--- What you are asked to do ---
From the listing below, return each line that includes "series".

Source records
***

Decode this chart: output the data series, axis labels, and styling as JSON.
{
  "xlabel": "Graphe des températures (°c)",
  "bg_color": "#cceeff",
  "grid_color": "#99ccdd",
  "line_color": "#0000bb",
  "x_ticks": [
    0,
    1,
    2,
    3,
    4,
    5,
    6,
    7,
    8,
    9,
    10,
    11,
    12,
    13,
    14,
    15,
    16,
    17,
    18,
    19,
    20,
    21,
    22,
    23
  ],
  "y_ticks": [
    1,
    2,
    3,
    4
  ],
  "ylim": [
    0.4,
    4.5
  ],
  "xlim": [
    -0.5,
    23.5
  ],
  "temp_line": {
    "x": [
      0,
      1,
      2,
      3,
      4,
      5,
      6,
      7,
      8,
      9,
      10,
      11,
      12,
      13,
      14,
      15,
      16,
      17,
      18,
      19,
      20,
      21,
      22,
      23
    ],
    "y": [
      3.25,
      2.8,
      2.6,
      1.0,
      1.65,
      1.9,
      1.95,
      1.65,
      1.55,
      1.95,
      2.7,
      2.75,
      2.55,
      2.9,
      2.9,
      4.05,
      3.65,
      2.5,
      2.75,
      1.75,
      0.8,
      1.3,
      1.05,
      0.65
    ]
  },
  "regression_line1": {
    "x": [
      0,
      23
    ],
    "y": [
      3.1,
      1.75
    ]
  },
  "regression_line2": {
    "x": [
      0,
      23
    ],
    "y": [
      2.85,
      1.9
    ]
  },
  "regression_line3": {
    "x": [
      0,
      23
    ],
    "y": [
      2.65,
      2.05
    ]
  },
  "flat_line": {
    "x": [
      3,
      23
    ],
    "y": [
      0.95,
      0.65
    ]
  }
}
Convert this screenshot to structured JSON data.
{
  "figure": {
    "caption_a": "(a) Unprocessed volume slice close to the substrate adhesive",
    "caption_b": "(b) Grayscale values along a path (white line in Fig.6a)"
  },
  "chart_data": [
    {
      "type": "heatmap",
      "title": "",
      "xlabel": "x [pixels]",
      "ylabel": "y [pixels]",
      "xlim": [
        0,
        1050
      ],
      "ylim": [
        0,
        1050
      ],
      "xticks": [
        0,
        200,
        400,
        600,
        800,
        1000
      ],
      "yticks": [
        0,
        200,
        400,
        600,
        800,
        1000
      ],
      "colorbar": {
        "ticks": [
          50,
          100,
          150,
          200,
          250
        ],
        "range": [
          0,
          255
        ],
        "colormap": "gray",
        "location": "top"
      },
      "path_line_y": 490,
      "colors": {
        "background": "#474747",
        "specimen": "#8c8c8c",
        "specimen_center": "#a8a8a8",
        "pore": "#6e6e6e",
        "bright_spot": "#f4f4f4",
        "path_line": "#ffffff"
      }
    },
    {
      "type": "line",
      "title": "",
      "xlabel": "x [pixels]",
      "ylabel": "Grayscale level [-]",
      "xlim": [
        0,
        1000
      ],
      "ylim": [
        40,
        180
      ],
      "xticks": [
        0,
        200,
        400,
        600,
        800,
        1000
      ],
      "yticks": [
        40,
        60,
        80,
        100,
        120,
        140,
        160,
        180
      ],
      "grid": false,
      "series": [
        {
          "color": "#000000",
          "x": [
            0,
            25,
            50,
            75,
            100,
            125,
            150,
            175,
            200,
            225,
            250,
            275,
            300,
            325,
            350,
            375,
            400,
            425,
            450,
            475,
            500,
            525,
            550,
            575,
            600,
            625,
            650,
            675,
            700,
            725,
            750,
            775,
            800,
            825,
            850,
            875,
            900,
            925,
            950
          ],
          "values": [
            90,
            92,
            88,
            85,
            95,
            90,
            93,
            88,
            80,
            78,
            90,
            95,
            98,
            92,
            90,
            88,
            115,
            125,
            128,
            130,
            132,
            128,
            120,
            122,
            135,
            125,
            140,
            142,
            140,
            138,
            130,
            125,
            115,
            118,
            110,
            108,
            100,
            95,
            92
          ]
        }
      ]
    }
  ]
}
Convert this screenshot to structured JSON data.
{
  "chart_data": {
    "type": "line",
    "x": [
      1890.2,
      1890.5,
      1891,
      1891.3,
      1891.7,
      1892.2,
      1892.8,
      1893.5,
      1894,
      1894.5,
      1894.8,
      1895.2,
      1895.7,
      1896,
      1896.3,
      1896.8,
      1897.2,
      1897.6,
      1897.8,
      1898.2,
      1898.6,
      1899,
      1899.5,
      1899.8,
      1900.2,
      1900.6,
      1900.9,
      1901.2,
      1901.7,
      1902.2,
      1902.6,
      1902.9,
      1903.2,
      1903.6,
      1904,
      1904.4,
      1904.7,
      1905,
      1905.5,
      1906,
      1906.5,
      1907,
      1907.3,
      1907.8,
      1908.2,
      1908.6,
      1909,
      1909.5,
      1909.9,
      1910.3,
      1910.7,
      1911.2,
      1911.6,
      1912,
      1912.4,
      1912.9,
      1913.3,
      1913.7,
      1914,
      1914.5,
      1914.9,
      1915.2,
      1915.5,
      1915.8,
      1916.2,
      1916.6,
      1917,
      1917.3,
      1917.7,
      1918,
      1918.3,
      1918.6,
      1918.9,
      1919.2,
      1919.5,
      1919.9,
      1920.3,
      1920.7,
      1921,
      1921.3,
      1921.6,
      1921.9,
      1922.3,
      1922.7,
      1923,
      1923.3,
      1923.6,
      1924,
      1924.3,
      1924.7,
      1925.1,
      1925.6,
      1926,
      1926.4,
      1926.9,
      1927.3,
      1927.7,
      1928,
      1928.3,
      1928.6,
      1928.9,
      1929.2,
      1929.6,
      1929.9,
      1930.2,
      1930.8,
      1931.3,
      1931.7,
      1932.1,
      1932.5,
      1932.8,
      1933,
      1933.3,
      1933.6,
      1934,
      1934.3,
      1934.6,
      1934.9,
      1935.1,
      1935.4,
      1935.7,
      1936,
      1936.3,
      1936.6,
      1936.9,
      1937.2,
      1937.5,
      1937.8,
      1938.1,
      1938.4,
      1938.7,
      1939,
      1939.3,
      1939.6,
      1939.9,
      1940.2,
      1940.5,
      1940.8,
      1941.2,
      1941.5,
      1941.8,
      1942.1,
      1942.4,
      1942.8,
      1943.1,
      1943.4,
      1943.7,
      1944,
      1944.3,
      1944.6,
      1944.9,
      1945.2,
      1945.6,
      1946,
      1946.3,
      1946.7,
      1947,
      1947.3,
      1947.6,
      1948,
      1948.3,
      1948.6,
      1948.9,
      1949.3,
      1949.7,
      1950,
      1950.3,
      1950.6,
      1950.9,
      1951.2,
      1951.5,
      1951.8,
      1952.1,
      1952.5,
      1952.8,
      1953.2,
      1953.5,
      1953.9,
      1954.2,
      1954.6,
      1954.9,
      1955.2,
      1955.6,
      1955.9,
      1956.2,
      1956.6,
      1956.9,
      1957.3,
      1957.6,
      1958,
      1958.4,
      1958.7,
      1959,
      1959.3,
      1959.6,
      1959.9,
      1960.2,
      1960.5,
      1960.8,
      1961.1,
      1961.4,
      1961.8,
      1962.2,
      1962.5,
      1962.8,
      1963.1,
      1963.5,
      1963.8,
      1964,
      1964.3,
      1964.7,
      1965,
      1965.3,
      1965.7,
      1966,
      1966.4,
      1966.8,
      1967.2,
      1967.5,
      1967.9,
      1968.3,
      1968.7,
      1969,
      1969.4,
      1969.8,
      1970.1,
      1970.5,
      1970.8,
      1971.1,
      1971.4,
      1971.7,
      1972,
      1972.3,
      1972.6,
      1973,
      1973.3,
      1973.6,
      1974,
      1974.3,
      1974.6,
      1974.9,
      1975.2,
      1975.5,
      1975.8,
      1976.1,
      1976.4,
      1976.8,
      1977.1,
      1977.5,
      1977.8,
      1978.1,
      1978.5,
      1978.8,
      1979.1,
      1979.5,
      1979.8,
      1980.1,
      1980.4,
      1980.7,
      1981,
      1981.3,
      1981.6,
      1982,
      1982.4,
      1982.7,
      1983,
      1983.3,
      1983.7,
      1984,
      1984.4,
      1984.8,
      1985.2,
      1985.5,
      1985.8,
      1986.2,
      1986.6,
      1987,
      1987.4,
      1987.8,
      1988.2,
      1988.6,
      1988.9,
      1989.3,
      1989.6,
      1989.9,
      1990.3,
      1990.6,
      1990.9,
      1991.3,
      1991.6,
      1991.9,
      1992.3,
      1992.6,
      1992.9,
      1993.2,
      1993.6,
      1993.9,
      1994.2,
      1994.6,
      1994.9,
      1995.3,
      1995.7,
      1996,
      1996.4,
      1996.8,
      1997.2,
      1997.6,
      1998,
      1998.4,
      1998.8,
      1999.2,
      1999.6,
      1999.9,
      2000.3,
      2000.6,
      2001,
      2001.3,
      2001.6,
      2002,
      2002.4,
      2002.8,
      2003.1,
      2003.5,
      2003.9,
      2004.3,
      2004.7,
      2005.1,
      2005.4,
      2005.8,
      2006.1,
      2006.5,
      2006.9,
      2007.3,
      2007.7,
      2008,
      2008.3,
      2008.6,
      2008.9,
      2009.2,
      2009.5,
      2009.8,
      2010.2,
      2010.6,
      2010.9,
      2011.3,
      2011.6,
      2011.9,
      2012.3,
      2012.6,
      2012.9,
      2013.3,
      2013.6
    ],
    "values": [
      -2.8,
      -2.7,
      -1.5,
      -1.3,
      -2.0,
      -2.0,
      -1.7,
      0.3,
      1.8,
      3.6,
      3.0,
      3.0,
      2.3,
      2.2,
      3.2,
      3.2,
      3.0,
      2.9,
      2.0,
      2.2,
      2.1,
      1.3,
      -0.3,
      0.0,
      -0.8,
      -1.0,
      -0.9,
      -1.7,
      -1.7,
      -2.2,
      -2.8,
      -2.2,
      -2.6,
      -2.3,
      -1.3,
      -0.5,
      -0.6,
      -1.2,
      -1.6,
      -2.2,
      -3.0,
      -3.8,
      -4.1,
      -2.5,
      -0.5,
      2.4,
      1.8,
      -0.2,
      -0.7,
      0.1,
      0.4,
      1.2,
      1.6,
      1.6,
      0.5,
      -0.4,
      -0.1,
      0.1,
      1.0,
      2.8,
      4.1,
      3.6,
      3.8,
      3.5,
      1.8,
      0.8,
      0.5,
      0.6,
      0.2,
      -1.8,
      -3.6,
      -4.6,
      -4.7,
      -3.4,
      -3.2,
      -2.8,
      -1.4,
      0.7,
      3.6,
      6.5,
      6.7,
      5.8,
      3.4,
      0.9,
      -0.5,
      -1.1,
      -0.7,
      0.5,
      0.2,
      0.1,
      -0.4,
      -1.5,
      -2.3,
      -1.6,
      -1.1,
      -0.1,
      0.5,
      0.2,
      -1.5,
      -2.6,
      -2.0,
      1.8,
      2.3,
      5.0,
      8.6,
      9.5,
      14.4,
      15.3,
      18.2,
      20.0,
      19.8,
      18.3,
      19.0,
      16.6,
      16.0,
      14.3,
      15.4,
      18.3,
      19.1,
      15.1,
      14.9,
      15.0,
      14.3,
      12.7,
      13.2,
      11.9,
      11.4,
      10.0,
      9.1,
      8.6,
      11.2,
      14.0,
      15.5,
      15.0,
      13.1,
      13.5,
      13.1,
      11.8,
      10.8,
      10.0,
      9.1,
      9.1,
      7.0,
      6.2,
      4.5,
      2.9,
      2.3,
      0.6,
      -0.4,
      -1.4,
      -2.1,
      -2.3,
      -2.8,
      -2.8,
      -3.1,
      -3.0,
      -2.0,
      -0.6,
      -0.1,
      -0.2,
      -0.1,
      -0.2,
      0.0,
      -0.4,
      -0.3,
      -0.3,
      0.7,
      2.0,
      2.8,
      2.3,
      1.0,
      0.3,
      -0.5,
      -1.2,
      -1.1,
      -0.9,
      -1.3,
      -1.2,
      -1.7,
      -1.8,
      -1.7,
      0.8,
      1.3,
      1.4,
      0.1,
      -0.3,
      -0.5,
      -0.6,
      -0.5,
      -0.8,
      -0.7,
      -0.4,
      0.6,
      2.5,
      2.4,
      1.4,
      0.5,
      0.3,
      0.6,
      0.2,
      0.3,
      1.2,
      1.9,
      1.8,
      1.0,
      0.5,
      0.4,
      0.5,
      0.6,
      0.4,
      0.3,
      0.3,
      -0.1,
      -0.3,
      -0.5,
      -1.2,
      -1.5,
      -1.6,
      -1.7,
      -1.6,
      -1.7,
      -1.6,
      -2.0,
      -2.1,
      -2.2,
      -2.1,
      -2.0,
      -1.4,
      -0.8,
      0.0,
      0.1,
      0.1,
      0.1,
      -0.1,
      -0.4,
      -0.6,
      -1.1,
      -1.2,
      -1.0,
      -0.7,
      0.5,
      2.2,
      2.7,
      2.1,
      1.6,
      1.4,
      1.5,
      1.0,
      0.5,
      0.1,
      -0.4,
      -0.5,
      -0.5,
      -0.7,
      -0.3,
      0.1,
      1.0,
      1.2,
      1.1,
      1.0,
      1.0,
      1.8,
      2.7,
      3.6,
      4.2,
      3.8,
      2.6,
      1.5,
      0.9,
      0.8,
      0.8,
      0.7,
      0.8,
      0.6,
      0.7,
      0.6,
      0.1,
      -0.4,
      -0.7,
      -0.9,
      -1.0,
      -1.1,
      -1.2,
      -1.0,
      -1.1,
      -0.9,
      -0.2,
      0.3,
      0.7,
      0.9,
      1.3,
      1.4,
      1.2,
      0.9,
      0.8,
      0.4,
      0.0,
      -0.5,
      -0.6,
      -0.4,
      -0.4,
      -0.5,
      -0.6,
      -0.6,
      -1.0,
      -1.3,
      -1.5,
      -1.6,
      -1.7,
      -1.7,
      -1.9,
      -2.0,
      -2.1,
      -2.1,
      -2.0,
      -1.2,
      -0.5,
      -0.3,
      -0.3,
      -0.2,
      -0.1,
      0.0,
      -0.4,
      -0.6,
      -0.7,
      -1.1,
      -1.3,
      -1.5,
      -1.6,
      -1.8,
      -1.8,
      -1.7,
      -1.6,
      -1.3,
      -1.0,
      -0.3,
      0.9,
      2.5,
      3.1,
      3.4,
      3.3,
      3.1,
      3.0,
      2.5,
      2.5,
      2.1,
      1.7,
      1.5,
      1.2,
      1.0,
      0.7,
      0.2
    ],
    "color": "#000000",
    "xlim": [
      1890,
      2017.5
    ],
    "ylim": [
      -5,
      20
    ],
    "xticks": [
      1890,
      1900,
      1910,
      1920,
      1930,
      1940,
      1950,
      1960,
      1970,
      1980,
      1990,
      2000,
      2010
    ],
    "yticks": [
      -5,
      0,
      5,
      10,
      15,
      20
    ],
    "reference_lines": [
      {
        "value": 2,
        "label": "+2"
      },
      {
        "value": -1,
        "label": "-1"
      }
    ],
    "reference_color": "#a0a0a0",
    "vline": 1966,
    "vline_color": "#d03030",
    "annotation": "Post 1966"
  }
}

***

--- Completed exercise ---
Decode this chart: output the data series, axis labels, and styling as JSON.
      "series": [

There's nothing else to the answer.